• [Supplied data]
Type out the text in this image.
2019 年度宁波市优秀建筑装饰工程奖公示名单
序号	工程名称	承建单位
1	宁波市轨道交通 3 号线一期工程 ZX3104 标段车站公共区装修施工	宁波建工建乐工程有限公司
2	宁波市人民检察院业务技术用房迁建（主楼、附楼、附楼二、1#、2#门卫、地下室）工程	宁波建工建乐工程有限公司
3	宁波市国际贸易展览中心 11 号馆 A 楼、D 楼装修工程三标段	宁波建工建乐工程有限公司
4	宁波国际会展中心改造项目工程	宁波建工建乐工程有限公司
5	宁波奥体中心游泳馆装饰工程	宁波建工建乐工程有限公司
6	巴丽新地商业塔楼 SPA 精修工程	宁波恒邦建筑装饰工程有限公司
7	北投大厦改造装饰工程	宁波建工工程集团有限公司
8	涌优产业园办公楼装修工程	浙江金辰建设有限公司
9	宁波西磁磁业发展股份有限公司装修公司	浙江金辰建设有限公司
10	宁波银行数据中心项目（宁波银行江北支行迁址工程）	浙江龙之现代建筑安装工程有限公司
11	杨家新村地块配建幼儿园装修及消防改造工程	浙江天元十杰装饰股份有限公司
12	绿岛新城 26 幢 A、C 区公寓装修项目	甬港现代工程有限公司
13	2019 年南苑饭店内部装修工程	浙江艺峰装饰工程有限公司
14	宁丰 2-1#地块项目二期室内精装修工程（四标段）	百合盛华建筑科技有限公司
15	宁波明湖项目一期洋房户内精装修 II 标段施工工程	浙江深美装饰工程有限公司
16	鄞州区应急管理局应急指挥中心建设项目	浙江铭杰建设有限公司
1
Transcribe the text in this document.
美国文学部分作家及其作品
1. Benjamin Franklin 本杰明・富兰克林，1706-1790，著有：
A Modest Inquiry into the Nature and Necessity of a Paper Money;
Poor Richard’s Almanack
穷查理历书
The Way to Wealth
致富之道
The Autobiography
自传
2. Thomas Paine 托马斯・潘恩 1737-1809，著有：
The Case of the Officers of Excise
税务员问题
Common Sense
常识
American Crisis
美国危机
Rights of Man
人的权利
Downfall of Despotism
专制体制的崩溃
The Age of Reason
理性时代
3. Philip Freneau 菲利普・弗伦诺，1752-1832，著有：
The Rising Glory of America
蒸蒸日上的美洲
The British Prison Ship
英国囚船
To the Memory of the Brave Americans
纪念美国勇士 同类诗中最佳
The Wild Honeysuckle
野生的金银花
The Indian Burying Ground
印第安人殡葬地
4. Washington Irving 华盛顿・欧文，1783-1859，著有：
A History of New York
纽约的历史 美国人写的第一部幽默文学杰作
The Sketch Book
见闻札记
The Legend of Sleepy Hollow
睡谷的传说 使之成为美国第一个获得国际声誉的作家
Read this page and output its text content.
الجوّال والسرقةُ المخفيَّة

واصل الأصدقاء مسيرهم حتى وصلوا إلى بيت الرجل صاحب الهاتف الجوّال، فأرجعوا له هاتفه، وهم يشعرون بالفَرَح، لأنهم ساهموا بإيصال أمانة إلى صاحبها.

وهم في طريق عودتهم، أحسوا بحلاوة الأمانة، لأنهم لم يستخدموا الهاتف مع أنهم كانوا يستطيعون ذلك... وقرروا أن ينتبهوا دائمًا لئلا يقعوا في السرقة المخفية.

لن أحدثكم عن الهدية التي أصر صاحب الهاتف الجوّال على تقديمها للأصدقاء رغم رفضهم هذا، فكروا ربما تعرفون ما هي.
* * *
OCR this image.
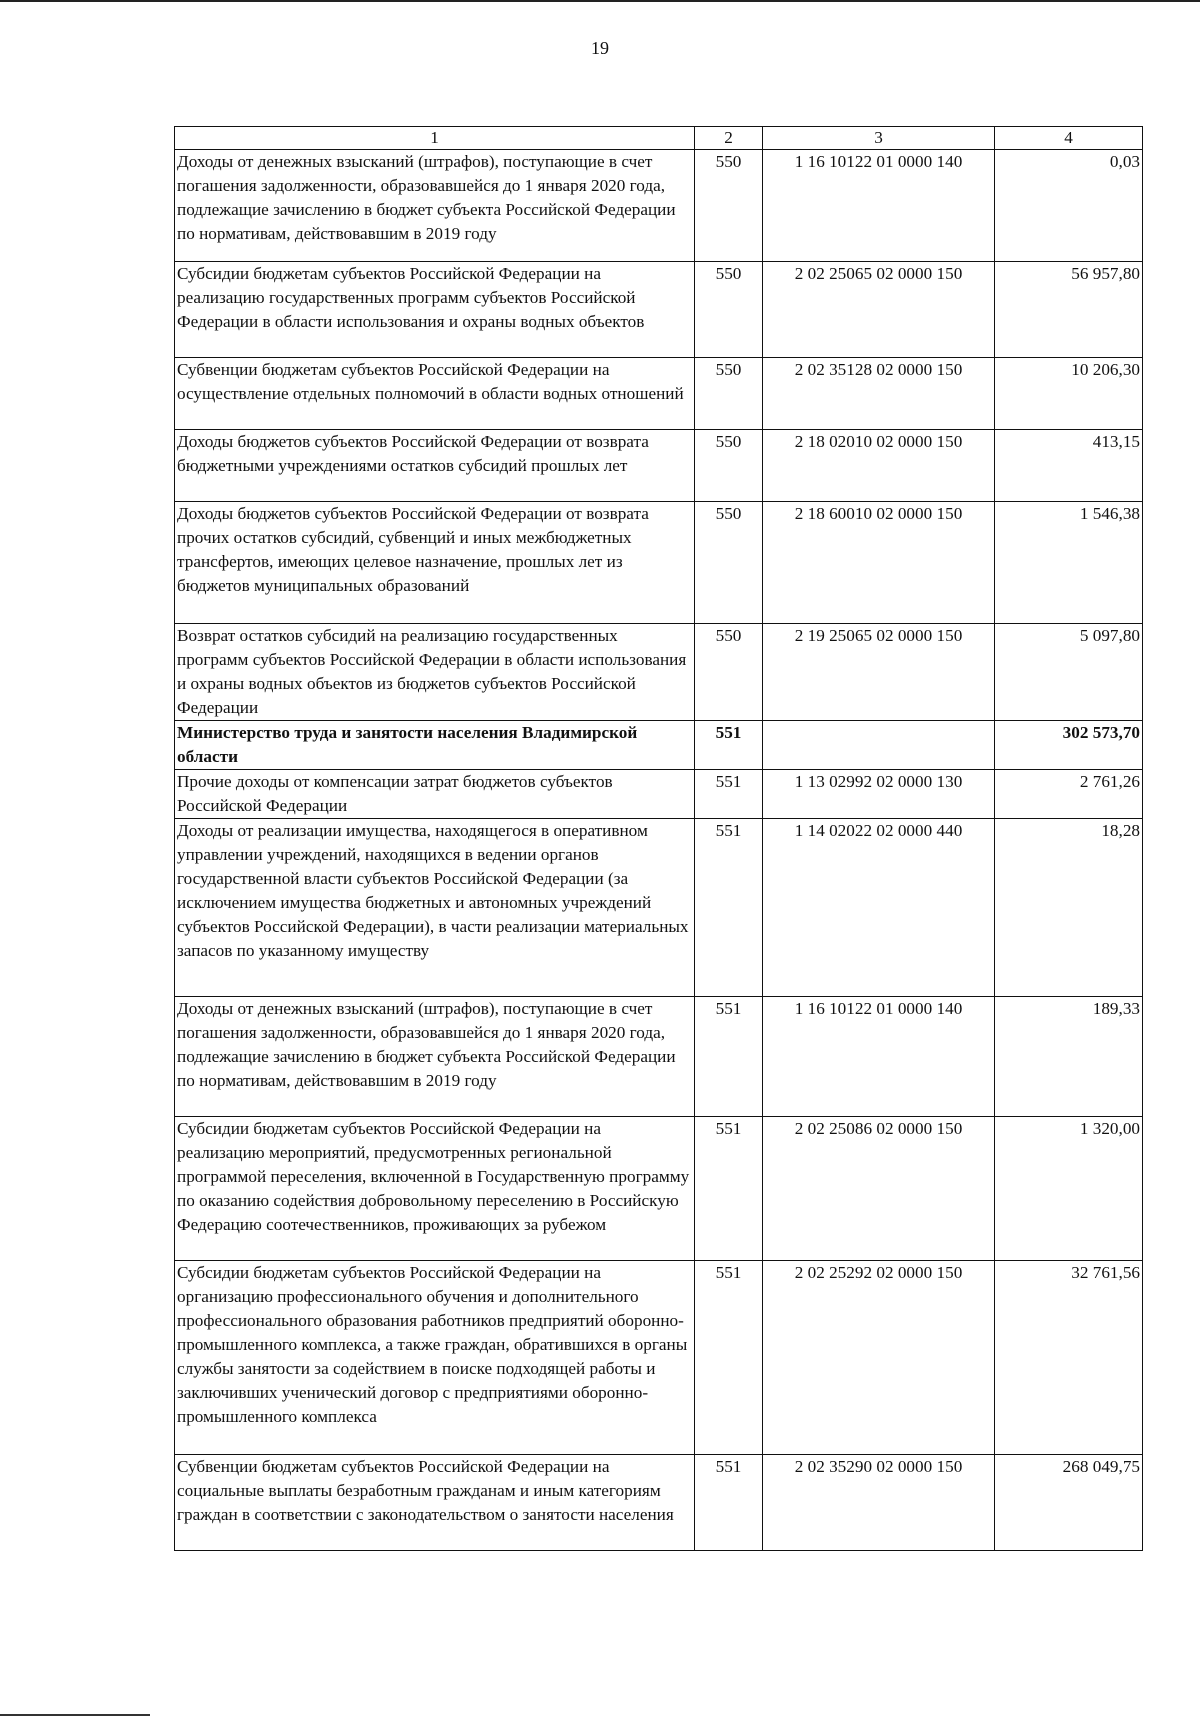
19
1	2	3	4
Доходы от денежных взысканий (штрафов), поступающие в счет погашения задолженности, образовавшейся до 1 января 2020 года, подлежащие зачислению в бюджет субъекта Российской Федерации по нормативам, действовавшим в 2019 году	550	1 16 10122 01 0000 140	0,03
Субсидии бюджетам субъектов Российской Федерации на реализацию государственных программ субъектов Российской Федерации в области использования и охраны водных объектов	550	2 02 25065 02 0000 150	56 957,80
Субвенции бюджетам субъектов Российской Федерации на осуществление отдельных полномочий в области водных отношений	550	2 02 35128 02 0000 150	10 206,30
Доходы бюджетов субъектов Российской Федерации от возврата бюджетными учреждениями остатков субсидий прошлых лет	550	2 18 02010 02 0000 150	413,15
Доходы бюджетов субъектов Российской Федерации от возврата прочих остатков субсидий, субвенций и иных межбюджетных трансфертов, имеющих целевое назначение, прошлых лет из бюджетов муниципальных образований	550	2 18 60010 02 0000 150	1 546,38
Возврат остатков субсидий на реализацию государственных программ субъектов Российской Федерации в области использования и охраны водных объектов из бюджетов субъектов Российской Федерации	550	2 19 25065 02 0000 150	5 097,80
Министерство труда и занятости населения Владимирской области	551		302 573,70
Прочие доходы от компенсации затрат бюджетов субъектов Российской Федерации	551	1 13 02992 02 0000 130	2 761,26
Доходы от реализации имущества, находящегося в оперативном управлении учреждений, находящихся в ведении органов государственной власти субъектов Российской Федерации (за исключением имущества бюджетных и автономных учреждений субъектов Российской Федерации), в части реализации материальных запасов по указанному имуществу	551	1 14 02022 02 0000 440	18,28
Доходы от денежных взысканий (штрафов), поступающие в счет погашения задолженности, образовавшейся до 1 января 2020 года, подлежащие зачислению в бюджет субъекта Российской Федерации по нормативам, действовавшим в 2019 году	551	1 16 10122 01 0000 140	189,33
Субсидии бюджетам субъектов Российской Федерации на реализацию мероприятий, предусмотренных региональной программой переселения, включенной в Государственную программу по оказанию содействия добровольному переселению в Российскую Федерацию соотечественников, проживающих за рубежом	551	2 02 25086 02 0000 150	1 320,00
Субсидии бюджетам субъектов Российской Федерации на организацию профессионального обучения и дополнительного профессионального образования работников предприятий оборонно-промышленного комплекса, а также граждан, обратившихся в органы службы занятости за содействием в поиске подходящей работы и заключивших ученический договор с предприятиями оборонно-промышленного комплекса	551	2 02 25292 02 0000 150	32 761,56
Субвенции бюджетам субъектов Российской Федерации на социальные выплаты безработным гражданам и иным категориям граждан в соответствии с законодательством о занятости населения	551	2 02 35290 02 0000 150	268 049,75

• [Aim of the task] Which lines contain the word "счет"? Return each of them.

• [Output for this exercise]
Доходы от денежных взысканий (штрафов), поступающие в счет погашения задолженности, образовавшейся до 1 января 2020 года, подлежащие зачислению в бюджет субъекта Российской Федерации по нормативам, действовавшим в 2019 году	550	1 16 10122 01 0000 140	0,03
Доходы от денежных взысканий (штрафов), поступающие в счет погашения задолженности, образовавшейся до 1 января 2020 года, подлежащие зачислению в бюджет субъекта Российской Федерации по нормативам, действовавшим в 2019 году	551	1 16 10122 01 0000 140	189,33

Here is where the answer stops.